▶ Items
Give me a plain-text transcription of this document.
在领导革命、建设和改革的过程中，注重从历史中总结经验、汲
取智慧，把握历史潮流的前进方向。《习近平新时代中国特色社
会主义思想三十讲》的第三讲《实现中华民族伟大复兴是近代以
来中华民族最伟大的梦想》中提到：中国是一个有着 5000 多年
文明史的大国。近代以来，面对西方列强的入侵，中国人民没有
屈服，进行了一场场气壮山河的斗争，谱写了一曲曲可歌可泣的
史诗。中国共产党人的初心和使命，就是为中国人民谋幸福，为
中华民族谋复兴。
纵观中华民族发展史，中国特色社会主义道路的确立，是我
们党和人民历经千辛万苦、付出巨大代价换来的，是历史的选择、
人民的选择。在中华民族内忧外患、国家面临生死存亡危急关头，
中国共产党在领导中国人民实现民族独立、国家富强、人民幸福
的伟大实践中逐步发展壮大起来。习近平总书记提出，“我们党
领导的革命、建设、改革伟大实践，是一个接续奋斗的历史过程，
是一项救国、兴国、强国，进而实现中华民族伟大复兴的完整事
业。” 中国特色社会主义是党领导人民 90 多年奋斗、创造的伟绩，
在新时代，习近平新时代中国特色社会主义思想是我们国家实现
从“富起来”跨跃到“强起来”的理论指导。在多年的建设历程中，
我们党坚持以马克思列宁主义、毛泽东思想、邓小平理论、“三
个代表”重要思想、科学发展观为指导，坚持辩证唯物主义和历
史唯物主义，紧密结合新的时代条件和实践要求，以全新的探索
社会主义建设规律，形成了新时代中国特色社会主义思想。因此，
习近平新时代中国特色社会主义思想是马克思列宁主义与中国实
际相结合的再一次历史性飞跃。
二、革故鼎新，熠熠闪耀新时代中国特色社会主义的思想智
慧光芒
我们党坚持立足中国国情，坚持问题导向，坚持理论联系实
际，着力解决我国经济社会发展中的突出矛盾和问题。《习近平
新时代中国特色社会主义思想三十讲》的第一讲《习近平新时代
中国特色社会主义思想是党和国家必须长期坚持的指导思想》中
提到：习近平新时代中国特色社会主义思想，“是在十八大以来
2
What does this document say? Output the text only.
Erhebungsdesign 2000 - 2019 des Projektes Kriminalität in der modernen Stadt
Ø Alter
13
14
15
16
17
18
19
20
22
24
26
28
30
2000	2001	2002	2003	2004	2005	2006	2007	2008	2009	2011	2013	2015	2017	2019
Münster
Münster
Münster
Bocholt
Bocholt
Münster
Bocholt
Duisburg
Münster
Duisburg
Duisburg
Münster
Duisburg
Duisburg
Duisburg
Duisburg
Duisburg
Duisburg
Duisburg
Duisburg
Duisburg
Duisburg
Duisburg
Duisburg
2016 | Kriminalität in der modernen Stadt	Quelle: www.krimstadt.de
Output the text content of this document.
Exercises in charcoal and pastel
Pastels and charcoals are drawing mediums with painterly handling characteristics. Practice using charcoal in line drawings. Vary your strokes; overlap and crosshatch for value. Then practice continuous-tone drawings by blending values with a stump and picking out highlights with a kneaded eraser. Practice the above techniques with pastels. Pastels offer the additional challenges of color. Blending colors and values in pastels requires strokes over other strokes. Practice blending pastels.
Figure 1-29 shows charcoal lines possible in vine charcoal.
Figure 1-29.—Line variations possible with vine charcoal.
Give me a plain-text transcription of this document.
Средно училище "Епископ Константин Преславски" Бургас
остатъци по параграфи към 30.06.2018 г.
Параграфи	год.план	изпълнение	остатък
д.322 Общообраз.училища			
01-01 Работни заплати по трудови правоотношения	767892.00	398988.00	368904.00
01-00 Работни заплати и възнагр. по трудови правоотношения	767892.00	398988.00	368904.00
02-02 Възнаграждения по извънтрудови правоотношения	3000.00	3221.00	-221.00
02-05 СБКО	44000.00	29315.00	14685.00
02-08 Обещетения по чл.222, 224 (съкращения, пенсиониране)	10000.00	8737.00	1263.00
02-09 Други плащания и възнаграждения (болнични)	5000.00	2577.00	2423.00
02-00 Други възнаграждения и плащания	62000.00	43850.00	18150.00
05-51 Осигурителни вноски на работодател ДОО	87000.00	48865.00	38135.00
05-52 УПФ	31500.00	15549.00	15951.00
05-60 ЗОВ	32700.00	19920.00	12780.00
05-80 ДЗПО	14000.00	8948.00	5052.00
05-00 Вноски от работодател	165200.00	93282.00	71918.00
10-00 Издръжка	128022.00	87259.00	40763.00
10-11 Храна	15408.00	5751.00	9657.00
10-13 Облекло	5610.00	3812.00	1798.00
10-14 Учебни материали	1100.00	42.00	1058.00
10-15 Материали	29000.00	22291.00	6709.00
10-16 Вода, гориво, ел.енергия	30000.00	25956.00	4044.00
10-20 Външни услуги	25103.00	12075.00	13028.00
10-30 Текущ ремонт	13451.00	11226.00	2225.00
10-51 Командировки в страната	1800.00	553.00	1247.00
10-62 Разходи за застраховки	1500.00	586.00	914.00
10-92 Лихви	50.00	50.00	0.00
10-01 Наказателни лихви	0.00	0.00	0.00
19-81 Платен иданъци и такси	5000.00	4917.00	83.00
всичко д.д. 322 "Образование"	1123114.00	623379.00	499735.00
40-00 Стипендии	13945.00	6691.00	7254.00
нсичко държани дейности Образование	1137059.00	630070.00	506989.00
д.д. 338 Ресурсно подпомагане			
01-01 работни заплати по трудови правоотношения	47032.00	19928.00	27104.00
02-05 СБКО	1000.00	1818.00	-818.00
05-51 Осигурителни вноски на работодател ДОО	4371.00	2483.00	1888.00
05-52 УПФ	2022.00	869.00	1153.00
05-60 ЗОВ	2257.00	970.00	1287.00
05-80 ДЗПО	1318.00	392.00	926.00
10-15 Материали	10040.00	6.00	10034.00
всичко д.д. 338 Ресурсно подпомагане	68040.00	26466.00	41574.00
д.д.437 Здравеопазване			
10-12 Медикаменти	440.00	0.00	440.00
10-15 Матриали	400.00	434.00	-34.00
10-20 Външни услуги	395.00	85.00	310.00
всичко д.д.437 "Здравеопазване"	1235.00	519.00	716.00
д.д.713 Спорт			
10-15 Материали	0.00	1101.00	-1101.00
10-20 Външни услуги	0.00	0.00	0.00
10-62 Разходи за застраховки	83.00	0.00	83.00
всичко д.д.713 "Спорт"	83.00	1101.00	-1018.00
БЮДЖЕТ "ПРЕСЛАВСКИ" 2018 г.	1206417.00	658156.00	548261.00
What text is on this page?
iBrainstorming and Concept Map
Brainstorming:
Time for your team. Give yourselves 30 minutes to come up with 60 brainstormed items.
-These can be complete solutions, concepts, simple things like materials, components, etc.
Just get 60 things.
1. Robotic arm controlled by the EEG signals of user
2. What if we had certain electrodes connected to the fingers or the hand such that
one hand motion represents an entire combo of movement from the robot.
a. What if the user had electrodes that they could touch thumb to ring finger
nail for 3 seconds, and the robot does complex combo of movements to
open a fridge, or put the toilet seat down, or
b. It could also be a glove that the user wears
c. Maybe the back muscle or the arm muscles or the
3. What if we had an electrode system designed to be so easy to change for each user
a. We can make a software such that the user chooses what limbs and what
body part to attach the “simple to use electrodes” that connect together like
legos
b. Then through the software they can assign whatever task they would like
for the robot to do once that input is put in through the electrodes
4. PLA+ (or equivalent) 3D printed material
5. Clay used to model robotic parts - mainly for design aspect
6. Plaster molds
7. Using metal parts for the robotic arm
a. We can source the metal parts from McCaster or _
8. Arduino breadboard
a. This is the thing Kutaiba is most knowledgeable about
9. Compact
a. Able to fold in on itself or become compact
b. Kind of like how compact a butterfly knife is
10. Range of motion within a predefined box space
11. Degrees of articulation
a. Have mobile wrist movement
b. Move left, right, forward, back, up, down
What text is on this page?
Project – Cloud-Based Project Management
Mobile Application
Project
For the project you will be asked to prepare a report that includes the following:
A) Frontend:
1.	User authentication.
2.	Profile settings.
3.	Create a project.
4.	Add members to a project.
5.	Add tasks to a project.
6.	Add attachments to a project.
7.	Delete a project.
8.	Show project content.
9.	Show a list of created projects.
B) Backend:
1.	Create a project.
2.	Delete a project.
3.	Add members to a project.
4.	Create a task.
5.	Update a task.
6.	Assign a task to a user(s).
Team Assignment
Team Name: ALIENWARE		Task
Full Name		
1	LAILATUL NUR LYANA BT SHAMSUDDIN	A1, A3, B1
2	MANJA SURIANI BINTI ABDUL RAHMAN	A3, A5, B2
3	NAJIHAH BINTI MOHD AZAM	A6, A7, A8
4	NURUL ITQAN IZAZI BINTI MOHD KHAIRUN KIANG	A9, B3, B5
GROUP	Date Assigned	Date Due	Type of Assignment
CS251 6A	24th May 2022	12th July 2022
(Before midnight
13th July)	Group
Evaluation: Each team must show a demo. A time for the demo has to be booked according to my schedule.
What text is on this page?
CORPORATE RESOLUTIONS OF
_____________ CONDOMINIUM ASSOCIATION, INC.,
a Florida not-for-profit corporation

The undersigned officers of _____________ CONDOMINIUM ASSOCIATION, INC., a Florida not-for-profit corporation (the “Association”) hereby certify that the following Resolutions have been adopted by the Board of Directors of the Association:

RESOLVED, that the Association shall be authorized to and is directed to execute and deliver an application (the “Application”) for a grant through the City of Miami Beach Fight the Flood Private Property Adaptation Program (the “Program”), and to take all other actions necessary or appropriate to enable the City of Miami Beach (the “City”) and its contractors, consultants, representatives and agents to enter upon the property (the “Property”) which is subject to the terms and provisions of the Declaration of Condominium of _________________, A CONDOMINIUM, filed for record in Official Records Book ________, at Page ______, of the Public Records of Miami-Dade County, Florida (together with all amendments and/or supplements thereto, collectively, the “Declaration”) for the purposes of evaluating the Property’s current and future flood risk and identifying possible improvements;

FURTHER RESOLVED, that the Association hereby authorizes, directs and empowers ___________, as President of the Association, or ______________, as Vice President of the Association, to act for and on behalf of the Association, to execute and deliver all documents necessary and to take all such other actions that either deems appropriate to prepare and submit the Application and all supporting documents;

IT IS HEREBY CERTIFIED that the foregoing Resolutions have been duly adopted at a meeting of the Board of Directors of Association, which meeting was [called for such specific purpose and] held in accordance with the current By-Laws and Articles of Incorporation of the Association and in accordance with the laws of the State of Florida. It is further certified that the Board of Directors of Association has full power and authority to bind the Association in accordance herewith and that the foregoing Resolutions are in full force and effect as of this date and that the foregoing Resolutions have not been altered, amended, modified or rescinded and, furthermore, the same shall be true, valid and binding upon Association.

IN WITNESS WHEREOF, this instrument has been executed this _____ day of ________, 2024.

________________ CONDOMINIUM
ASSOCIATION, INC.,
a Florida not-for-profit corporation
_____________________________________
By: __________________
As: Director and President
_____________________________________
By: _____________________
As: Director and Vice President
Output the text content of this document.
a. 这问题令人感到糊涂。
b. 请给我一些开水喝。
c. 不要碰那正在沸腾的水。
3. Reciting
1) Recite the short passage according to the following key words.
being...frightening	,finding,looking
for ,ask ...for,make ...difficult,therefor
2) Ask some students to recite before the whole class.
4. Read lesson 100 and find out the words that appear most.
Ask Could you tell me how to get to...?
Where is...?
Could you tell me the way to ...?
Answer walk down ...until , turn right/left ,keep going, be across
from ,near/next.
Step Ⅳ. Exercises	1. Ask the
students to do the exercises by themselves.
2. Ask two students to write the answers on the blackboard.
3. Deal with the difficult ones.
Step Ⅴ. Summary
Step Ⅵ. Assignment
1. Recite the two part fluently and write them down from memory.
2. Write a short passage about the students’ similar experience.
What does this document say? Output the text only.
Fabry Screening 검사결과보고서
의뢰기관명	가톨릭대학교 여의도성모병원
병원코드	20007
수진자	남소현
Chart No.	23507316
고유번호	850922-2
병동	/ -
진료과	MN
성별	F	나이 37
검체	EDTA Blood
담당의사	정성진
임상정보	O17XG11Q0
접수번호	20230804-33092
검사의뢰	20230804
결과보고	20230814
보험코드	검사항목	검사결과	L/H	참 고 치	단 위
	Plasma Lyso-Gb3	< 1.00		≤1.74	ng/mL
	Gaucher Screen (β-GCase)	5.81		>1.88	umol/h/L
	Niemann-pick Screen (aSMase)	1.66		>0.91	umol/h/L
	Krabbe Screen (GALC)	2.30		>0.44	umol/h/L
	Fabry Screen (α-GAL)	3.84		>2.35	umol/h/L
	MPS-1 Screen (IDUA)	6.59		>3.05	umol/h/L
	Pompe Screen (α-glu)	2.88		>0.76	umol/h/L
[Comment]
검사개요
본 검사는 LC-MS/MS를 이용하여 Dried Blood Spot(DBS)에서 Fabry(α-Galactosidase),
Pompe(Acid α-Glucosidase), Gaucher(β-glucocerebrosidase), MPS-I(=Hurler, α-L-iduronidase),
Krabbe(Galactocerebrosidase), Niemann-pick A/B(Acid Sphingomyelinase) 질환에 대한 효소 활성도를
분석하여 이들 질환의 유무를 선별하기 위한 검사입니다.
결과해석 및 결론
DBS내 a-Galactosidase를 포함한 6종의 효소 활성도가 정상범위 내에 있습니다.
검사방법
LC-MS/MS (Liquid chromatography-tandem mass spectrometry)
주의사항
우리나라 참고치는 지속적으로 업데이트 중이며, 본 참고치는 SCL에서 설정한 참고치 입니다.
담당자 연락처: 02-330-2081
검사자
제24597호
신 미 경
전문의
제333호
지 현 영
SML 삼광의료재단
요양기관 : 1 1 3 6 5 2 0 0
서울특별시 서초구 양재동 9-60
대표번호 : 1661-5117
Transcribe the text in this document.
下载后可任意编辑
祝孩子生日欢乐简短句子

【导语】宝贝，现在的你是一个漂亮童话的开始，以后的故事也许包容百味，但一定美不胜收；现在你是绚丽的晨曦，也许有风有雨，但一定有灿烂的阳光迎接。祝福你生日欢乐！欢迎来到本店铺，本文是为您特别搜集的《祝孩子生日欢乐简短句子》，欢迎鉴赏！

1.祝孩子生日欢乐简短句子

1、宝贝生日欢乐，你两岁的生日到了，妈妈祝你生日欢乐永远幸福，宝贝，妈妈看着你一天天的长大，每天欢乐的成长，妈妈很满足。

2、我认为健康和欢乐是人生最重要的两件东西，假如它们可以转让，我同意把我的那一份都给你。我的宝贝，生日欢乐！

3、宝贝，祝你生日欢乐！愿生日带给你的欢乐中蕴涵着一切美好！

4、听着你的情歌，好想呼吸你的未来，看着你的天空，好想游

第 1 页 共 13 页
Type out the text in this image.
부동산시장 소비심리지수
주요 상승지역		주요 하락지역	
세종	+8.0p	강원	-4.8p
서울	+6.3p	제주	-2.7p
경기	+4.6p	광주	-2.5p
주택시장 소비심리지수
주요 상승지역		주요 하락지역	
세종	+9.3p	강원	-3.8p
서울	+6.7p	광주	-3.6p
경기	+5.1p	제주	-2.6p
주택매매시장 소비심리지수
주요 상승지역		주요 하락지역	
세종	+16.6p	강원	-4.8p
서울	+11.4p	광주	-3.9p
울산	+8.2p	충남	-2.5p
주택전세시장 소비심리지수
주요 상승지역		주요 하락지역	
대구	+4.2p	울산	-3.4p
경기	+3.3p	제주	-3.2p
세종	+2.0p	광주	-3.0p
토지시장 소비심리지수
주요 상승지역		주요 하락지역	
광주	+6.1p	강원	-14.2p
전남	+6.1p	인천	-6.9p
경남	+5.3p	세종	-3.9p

▶ Exercise
Using the records above, copy each line that contains "President".

▶ Correct result
FURTHER RESOLVED, that the Association hereby authorizes, directs and empowers ___________, as President of the Association, or ______________, as Vice President of the Association, to act for and on behalf of the Association, to execute and deliver all documents necessary and to take all such other actions that either deems appropriate to prepare and submit the Application and all supporting documents;
As: Director and President
As: Director and Vice President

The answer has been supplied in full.